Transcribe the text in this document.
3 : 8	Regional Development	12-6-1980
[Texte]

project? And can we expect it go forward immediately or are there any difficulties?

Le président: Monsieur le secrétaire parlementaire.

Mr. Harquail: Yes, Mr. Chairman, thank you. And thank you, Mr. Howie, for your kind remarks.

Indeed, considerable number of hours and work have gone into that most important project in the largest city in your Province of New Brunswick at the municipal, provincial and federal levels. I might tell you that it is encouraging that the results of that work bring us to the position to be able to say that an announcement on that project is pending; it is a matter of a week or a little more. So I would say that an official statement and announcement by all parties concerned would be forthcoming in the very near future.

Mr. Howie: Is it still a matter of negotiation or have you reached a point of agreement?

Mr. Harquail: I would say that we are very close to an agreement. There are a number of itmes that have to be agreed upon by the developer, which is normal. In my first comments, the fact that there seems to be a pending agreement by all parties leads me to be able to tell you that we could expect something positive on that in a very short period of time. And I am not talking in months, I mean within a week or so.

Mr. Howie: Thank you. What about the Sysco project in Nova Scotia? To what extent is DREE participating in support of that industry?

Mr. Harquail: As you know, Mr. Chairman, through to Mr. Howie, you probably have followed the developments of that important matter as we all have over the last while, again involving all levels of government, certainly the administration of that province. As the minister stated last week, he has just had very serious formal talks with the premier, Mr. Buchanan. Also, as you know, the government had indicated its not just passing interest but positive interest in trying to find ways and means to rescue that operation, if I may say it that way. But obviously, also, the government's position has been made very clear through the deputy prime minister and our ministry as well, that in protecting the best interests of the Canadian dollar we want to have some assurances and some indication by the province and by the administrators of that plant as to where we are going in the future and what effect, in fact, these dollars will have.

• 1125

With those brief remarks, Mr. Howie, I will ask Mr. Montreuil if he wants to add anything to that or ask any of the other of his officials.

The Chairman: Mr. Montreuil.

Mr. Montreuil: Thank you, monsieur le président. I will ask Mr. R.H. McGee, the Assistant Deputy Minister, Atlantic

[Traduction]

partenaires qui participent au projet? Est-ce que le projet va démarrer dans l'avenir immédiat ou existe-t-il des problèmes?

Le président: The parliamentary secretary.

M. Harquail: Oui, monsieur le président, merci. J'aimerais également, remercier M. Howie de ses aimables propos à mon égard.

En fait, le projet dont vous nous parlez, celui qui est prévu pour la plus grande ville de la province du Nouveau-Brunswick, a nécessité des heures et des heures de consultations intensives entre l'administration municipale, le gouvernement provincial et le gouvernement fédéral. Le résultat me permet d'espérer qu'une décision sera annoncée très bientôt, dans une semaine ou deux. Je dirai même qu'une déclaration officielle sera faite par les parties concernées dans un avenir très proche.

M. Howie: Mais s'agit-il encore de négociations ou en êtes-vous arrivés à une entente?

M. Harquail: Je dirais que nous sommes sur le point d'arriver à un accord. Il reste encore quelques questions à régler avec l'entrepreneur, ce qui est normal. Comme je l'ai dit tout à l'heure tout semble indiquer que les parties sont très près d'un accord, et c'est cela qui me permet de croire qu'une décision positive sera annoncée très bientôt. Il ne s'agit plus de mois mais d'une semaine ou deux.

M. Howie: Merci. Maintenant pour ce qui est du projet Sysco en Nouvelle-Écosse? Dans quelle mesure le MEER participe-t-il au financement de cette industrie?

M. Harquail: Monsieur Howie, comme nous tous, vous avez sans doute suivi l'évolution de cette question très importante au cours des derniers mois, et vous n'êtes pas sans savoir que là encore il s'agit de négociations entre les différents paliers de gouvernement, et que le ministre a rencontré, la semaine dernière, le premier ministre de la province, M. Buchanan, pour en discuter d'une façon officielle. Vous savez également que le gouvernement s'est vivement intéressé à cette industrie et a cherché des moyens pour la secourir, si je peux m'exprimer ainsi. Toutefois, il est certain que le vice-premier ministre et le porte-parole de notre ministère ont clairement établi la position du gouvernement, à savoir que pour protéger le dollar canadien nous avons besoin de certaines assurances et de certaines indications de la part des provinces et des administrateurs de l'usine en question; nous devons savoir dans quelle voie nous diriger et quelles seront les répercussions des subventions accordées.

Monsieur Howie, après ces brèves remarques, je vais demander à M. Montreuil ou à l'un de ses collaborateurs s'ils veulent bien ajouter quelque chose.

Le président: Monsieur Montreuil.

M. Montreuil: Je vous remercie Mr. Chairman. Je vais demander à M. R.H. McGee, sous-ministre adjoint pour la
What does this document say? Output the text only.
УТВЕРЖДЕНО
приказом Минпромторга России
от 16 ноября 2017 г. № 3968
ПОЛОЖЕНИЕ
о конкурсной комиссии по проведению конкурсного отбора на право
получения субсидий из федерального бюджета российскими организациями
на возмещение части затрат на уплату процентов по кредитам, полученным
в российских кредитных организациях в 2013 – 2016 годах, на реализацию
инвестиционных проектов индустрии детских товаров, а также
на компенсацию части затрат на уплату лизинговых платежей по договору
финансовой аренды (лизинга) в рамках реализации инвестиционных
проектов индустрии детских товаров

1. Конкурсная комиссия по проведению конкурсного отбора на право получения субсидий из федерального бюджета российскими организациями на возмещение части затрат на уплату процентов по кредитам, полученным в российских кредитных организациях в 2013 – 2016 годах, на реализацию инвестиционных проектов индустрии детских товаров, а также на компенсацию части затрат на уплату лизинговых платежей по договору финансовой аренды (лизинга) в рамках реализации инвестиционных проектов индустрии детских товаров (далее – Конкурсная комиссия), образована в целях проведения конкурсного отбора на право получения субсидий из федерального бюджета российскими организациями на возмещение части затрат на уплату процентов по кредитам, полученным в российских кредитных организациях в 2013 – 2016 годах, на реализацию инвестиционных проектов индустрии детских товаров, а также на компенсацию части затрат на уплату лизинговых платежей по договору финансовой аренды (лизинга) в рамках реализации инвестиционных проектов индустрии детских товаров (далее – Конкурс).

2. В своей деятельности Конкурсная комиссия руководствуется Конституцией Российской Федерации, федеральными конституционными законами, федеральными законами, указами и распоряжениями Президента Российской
# # #
▶ Instruction: Identify the lines of the entries containing the string "deux". Copy each such line.

▶ Response to the exercise:
En fait, le projet dont vous nous parlez, celui qui est prévu pour la plus grande ville de la province du Nouveau-Brunswick, a nécessité des heures et des heures de consultations intensives entre l'administration municipale, le gouvernement provincial et le gouvernement fédéral. Le résultat me permet d'espérer qu'une décision sera annoncée très bientôt, dans une semaine ou deux. Je dirai même qu'une déclaration officielle sera faite par les parties concernées dans un avenir très proche.
M. Harquail: Je dirais que nous sommes sur le point d'arriver à un accord. Il reste encore quelques questions à régler avec l'entrepreneur, ce qui est normal. Comme je l'ai dit tout à l'heure tout semble indiquer que les parties sont très près d'un accord, et c'est cela qui me permet de croire qu'une décision positive sera annoncée très bientôt. Il ne s'agit plus de mois mais d'une semaine ou deux.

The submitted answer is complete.